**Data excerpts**
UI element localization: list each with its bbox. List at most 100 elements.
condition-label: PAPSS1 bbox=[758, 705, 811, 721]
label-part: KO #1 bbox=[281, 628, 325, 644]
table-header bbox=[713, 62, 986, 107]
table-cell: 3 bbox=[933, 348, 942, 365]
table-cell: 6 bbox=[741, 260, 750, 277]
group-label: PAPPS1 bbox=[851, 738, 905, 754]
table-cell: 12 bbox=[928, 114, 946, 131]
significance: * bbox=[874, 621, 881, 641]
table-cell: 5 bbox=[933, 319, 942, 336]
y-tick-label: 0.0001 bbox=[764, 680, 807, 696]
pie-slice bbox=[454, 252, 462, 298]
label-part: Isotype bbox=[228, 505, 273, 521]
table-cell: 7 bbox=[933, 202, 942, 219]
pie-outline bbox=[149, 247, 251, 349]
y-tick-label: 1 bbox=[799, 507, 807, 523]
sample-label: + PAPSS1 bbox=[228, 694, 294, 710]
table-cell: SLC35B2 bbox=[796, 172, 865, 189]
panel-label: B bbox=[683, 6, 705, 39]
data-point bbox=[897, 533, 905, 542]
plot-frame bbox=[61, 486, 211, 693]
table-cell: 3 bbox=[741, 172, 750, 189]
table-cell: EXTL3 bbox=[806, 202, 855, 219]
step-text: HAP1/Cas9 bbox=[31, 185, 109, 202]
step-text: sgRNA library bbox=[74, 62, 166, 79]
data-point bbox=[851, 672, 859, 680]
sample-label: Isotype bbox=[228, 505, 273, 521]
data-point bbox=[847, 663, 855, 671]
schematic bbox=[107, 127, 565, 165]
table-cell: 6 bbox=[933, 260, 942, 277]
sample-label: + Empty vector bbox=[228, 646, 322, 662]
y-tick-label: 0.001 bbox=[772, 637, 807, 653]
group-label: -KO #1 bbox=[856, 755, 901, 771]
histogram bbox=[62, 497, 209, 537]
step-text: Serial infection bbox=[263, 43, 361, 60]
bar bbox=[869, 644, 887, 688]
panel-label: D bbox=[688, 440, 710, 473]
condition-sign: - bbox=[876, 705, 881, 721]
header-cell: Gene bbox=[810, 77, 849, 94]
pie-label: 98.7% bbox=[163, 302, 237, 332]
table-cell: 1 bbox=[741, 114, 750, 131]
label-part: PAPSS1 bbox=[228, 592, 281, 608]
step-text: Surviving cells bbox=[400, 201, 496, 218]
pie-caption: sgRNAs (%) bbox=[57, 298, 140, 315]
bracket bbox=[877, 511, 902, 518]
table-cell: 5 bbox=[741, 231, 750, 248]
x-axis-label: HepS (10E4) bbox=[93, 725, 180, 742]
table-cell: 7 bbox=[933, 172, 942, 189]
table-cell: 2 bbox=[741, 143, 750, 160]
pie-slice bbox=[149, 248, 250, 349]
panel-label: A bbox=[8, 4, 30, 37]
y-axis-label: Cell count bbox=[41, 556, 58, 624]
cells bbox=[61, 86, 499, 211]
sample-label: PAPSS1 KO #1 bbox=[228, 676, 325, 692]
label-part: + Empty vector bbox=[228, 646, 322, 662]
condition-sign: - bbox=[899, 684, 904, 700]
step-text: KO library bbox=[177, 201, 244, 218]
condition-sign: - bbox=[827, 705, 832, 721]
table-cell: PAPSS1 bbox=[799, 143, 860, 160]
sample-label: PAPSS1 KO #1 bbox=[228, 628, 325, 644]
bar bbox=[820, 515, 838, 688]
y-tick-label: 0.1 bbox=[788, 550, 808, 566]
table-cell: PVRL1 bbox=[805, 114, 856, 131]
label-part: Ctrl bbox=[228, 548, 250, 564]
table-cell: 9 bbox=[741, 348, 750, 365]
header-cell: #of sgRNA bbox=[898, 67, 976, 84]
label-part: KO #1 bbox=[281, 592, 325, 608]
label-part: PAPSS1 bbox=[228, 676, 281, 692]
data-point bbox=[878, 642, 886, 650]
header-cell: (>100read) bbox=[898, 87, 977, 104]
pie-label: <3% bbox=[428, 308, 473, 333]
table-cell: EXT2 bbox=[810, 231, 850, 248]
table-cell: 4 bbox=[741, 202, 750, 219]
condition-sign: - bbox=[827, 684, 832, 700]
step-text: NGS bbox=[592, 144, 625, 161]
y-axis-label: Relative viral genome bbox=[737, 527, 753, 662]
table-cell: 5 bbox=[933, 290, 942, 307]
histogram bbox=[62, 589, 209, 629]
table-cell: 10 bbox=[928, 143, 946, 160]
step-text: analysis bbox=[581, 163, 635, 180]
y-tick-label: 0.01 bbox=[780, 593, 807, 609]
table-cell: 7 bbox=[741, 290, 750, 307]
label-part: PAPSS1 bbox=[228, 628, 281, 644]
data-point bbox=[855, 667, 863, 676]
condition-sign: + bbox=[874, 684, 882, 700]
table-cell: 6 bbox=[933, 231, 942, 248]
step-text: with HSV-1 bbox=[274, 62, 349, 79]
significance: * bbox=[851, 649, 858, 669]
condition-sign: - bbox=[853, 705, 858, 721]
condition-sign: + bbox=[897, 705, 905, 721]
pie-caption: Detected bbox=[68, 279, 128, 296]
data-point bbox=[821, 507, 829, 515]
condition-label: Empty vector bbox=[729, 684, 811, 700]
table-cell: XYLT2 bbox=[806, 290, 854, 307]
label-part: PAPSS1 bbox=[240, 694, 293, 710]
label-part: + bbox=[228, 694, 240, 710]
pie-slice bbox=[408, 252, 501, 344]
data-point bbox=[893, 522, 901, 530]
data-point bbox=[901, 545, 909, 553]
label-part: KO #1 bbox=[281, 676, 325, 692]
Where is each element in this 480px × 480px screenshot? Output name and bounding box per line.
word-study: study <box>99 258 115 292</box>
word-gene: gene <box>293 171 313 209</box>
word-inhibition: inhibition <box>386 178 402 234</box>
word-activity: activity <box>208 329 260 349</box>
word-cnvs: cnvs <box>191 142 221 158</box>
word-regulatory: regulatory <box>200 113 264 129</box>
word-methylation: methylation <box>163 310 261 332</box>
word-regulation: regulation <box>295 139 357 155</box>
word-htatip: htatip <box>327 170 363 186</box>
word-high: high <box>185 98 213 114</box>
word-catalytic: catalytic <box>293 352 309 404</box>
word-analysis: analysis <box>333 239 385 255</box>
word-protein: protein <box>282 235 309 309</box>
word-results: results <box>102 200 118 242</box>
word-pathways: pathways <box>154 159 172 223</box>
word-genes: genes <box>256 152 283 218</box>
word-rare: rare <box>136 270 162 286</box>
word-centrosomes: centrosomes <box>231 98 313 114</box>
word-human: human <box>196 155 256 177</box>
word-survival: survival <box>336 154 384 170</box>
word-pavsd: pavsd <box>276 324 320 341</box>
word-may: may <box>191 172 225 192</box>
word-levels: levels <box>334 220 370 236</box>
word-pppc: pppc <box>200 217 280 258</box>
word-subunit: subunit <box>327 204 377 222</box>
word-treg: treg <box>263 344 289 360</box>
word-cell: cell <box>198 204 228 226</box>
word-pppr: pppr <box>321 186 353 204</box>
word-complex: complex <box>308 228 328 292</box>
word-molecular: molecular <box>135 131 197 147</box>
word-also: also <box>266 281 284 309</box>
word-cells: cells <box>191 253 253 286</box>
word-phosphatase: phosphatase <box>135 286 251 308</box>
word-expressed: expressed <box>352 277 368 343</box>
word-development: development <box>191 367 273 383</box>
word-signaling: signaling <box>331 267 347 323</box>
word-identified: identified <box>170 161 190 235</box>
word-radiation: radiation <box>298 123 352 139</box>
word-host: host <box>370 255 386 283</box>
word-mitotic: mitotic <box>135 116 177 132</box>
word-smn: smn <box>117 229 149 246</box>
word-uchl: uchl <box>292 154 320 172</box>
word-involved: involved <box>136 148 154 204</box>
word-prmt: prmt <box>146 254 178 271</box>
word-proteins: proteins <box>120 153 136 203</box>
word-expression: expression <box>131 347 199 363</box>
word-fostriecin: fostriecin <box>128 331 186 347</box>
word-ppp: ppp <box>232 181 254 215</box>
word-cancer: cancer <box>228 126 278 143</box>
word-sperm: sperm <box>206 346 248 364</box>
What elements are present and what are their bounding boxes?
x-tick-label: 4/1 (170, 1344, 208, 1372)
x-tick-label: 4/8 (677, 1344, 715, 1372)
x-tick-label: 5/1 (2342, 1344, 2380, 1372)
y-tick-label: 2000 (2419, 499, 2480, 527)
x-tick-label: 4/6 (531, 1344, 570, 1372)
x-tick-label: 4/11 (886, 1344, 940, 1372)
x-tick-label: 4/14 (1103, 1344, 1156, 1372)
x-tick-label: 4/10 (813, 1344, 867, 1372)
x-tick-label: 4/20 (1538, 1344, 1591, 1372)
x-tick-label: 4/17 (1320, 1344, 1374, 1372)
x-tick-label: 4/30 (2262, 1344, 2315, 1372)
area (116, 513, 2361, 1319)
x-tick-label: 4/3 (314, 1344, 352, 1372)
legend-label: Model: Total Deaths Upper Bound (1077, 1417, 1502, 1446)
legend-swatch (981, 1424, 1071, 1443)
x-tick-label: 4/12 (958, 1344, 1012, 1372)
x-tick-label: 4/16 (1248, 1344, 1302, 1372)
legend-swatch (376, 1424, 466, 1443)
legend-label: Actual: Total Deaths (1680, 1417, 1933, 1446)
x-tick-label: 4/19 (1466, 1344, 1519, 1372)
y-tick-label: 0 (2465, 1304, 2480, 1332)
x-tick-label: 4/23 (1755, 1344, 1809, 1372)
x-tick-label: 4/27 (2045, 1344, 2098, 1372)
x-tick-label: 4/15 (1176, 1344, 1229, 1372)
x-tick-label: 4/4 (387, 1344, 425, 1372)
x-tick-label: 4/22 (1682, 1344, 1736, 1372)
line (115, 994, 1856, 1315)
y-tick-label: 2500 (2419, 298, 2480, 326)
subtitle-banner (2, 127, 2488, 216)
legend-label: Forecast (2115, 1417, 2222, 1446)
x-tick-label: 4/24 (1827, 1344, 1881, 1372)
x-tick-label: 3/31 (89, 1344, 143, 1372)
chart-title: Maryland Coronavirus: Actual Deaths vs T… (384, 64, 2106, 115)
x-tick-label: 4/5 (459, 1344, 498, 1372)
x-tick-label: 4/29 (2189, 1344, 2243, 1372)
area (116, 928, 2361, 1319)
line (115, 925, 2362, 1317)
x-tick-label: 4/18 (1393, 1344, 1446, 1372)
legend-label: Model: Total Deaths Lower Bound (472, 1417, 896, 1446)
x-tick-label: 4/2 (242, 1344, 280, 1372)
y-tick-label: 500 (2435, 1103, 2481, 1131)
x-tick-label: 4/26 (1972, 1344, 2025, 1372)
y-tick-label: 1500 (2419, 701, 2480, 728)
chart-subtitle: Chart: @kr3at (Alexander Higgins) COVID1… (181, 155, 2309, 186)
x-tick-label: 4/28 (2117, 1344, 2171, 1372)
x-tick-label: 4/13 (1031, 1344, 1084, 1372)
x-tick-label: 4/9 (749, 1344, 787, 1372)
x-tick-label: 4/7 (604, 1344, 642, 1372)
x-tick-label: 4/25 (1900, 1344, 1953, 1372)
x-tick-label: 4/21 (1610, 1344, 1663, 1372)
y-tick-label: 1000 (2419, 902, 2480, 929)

**To do**
Return, from the data, each line that has the word "text" in it.

**Response below**
step-text: HAP1/Cas9 bbox=[31, 185, 109, 202]
step-text: sgRNA library bbox=[74, 62, 166, 79]
step-text: Serial infection bbox=[263, 43, 361, 60]
step-text: Surviving cells bbox=[400, 201, 496, 218]
step-text: KO library bbox=[177, 201, 244, 218]
step-text: NGS bbox=[592, 144, 625, 161]
step-text: analysis bbox=[581, 163, 635, 180]
step-text: with HSV-1 bbox=[274, 62, 349, 79]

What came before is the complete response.